The exercise
Copy each line with the word "icon" in it.

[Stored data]
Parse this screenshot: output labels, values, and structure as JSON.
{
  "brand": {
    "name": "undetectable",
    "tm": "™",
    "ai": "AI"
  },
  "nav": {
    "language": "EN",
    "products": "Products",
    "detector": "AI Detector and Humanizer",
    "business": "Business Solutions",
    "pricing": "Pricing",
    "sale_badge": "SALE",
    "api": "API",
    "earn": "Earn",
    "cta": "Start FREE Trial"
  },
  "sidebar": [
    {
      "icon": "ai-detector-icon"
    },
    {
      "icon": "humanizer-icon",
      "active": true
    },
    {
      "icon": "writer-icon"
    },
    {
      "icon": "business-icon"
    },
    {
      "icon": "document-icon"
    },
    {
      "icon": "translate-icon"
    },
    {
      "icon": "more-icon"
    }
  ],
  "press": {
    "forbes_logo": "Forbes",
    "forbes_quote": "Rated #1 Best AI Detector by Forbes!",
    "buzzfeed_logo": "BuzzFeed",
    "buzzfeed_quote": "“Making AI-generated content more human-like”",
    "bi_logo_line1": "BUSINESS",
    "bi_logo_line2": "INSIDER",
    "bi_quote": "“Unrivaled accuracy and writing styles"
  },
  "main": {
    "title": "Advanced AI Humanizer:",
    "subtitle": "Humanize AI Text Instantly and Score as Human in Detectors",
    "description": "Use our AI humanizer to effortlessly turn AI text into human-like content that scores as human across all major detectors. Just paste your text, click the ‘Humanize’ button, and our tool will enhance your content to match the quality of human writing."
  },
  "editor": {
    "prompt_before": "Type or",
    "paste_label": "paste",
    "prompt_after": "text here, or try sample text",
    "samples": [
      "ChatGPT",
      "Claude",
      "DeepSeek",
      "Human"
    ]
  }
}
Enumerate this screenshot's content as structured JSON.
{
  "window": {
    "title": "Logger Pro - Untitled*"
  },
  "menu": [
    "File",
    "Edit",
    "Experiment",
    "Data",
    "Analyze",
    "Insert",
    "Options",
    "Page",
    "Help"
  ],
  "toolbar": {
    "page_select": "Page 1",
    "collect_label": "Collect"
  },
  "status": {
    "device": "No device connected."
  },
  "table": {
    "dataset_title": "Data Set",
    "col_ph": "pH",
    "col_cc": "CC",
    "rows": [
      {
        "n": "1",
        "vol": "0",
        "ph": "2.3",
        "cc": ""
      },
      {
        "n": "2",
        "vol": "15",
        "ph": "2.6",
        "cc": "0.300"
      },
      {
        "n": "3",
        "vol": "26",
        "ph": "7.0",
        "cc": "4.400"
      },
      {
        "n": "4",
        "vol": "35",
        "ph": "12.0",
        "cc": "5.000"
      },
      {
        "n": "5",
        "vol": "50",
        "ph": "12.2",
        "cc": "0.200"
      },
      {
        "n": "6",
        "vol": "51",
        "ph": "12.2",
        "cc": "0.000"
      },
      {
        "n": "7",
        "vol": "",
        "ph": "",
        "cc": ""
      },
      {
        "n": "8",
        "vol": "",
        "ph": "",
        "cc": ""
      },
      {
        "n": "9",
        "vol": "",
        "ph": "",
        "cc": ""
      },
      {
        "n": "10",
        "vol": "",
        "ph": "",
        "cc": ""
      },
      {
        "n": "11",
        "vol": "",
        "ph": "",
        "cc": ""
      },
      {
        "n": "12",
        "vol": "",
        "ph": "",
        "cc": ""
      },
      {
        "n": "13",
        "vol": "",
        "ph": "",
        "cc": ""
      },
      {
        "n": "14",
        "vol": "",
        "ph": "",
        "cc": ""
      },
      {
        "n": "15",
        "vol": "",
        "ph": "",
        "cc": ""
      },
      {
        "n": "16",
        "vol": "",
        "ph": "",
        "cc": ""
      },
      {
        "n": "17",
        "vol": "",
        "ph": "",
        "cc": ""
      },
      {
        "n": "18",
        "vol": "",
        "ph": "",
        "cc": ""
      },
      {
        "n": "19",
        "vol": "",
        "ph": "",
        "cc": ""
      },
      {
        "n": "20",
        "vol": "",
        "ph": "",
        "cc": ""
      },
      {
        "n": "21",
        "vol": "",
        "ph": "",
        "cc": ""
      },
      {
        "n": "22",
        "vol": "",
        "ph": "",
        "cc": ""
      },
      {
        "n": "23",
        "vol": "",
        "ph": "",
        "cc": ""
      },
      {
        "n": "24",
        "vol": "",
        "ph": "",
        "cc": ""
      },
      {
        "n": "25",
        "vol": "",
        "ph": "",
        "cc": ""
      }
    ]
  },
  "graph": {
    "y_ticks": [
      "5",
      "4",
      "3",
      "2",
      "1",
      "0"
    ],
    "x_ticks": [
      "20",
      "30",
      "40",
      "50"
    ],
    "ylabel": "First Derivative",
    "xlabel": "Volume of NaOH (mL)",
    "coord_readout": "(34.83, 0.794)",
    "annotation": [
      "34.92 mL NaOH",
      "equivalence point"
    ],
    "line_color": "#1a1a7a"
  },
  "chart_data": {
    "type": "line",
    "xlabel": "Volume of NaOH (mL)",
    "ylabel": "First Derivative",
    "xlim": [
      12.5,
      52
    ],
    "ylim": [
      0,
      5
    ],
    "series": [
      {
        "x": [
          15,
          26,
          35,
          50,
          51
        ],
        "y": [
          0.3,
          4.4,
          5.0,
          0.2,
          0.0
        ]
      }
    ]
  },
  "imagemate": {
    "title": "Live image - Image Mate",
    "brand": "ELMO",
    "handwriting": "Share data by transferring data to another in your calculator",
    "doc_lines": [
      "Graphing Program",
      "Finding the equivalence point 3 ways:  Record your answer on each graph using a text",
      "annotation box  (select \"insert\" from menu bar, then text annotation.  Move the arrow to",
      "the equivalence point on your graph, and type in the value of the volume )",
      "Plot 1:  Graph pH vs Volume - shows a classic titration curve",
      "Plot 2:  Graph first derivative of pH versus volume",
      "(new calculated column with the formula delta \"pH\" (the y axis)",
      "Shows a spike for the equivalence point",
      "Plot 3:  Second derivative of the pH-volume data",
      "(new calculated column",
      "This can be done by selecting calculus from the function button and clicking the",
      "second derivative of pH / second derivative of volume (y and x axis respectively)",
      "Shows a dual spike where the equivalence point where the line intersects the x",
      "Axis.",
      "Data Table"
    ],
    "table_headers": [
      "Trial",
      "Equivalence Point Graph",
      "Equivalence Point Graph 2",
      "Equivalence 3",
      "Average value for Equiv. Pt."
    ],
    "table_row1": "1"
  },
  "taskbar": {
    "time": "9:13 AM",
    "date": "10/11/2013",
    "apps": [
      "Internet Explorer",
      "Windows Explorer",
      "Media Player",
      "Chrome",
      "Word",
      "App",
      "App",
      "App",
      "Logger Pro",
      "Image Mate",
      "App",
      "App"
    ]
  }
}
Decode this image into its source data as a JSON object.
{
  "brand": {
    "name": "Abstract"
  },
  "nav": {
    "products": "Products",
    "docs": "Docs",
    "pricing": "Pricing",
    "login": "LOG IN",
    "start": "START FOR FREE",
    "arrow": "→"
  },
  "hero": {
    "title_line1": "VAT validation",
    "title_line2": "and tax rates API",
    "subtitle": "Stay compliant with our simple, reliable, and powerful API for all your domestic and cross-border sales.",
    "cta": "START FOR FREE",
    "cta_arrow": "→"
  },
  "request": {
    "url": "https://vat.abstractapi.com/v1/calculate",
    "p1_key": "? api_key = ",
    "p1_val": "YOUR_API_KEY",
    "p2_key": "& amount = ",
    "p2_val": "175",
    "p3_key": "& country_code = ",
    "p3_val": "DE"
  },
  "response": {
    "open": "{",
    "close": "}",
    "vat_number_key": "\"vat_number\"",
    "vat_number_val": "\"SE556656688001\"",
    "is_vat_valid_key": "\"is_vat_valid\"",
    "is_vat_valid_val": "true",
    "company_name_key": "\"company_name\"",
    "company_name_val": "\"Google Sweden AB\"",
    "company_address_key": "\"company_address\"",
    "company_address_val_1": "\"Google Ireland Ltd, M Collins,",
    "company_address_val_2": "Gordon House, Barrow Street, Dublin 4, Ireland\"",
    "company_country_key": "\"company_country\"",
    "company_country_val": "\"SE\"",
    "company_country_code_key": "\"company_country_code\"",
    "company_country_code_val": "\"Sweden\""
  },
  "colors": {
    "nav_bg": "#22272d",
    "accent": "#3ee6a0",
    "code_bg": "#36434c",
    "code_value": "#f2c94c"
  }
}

Output of the exercise
      "icon": "ai-detector-icon"
      "icon": "humanizer-icon",
      "icon": "writer-icon"
      "icon": "business-icon"
      "icon": "document-icon"
      "icon": "translate-icon"
      "icon": "more-icon"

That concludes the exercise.